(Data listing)
********************

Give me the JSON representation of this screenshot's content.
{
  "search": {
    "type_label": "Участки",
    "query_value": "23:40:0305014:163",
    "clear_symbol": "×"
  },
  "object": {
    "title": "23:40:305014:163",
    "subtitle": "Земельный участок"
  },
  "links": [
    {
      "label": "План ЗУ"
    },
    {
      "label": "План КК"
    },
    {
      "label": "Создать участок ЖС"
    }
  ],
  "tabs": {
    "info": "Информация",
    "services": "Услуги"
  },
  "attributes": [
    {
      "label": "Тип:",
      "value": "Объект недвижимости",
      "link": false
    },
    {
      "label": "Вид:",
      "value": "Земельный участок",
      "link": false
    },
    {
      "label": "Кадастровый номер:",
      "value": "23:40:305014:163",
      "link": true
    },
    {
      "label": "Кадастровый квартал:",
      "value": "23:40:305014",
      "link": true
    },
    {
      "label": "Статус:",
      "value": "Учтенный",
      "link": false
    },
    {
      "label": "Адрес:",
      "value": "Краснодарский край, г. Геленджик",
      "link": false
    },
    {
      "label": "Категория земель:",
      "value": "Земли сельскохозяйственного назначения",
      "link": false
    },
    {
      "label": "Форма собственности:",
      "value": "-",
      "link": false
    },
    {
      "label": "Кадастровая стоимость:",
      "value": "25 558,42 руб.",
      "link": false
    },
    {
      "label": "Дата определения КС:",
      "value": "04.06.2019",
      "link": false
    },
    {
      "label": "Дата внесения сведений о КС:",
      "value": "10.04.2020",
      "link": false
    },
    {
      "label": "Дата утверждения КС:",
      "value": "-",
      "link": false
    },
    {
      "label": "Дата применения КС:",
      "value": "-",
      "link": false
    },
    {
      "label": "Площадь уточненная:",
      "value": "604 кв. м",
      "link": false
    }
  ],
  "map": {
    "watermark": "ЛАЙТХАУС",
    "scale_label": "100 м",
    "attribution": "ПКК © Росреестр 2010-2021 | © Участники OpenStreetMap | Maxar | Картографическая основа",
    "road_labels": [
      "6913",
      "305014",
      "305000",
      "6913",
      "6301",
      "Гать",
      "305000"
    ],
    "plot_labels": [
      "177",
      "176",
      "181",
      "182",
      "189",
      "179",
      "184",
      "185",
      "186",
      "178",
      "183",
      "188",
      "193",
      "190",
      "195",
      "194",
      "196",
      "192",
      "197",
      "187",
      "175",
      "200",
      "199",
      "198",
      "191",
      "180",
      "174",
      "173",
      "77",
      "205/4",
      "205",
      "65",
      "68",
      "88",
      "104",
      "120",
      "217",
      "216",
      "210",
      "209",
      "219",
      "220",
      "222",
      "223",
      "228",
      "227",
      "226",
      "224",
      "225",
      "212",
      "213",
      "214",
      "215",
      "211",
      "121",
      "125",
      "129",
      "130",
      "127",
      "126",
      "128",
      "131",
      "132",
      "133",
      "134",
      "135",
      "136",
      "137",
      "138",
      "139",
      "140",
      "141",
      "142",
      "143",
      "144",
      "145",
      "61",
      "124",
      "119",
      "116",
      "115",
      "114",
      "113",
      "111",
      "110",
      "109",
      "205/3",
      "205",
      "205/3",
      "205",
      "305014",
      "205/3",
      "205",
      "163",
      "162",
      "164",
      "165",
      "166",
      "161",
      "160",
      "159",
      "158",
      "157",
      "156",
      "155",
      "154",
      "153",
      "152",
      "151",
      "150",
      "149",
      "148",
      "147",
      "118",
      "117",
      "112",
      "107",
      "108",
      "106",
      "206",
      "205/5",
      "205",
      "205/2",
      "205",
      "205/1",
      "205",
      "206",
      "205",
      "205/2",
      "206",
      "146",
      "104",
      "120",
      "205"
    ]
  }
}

********************

▶ [AIM OF THE EXERCISE]: From the listing, copy each line containing the word "Земельный".

▶ [SOLUTION TO THIS TASK]:
    "subtitle": "Земельный участок"
      "value": "Земельный участок",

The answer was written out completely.